* **Work to do**: Quote, without change, all of the lines that follow.

* **Records for this task**:
________
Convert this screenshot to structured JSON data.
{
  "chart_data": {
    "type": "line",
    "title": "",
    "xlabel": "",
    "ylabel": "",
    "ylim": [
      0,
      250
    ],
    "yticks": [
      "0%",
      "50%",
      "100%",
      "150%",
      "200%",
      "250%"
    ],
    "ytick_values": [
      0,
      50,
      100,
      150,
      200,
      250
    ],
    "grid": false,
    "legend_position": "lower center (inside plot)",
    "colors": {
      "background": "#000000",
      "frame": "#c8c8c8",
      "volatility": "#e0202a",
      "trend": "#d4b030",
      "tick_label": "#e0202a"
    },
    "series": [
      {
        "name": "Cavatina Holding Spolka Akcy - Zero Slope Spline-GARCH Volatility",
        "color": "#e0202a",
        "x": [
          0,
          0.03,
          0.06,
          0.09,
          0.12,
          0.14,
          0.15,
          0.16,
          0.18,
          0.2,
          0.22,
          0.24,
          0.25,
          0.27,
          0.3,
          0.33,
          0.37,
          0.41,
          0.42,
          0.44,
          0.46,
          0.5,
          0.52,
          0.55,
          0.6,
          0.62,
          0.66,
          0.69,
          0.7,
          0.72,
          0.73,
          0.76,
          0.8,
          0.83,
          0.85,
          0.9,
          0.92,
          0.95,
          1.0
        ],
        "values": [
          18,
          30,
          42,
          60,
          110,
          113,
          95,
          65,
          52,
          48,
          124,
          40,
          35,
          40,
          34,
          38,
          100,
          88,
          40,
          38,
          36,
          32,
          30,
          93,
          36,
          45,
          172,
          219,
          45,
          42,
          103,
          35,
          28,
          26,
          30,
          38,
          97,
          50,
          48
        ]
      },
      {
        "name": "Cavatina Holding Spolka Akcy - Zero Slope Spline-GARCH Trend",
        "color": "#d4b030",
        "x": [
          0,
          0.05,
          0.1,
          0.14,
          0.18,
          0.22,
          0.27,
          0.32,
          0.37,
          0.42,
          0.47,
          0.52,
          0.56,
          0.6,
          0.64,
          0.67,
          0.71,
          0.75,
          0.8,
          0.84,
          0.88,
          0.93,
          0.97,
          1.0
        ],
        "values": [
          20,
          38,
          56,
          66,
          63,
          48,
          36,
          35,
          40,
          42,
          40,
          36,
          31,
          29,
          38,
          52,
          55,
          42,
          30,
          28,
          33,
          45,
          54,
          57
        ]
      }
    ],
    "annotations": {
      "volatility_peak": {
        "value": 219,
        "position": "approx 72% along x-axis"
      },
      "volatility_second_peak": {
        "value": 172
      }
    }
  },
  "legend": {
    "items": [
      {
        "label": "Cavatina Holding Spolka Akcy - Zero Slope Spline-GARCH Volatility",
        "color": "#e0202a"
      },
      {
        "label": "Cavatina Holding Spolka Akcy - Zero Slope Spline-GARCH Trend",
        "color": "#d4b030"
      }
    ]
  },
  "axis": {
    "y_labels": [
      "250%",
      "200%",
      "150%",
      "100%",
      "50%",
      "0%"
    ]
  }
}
________
* **Solution for this exercise**:
Convert this screenshot to structured JSON data.
{
  "chart_data": {
    "type": "line",
    "title": "",
    "xlabel": "",
    "ylabel": "",
    "ylim": [
      0,
      250
    ],
    "yticks": [
      "0%",
      "50%",
      "100%",
      "150%",
      "200%",
      "250%"
    ],
    "ytick_values": [
      0,
      50,
      100,
      150,
      200,
      250
    ],
    "grid": false,
    "legend_position": "lower center (inside plot)",
    "colors": {
      "background": "#000000",
      "frame": "#c8c8c8",
      "volatility": "#e0202a",
      "trend": "#d4b030",
      "tick_label": "#e0202a"
    },
    "series": [
      {
        "name": "Cavatina Holding Spolka Akcy - Zero Slope Spline-GARCH Volatility",
        "color": "#e0202a",
        "x": [
          0,
          0.03,
          0.06,
          0.09,
          0.12,
          0.14,
          0.15,
          0.16,
          0.18,
          0.2,
          0.22,
          0.24,
          0.25,
          0.27,
          0.3,
          0.33,
          0.37,
          0.41,
          0.42,
          0.44,
          0.46,
          0.5,
          0.52,
          0.55,
          0.6,
          0.62,
          0.66,
          0.69,
          0.7,
          0.72,
          0.73,
          0.76,
          0.8,
          0.83,
          0.85,
          0.9,
          0.92,
          0.95,
          1.0
        ],
        "values": [
          18,
          30,
          42,
          60,
          110,
          113,
          95,
          65,
          52,
          48,
          124,
          40,
          35,
          40,
          34,
          38,
          100,
          88,
          40,
          38,
          36,
          32,
          30,
          93,
          36,
          45,
          172,
          219,
          45,
          42,
          103,
          35,
          28,
          26,
          30,
          38,
          97,
          50,
          48
        ]
      },
      {
        "name": "Cavatina Holding Spolka Akcy - Zero Slope Spline-GARCH Trend",
        "color": "#d4b030",
        "x": [
          0,
          0.05,
          0.1,
          0.14,
          0.18,
          0.22,
          0.27,
          0.32,
          0.37,
          0.42,
          0.47,
          0.52,
          0.56,
          0.6,
          0.64,
          0.67,
          0.71,
          0.75,
          0.8,
          0.84,
          0.88,
          0.93,
          0.97,
          1.0
        ],
        "values": [
          20,
          38,
          56,
          66,
          63,
          48,
          36,
          35,
          40,
          42,
          40,
          36,
          31,
          29,
          38,
          52,
          55,
          42,
          30,
          28,
          33,
          45,
          54,
          57
        ]
      }
    ],
    "annotations": {
      "volatility_peak": {
        "value": 219,
        "position": "approx 72% along x-axis"
      },
      "volatility_second_peak": {
        "value": 172
      }
    }
  },
  "legend": {
    "items": [
      {
        "label": "Cavatina Holding Spolka Akcy - Zero Slope Spline-GARCH Volatility",
        "color": "#e0202a"
      },
      {
        "label": "Cavatina Holding Spolka Akcy - Zero Slope Spline-GARCH Trend",
        "color": "#d4b030"
      }
    ]
  },
  "axis": {
    "y_labels": [
      "250%",
      "200%",
      "150%",
      "100%",
      "50%",
      "0%"
    ]
  }
}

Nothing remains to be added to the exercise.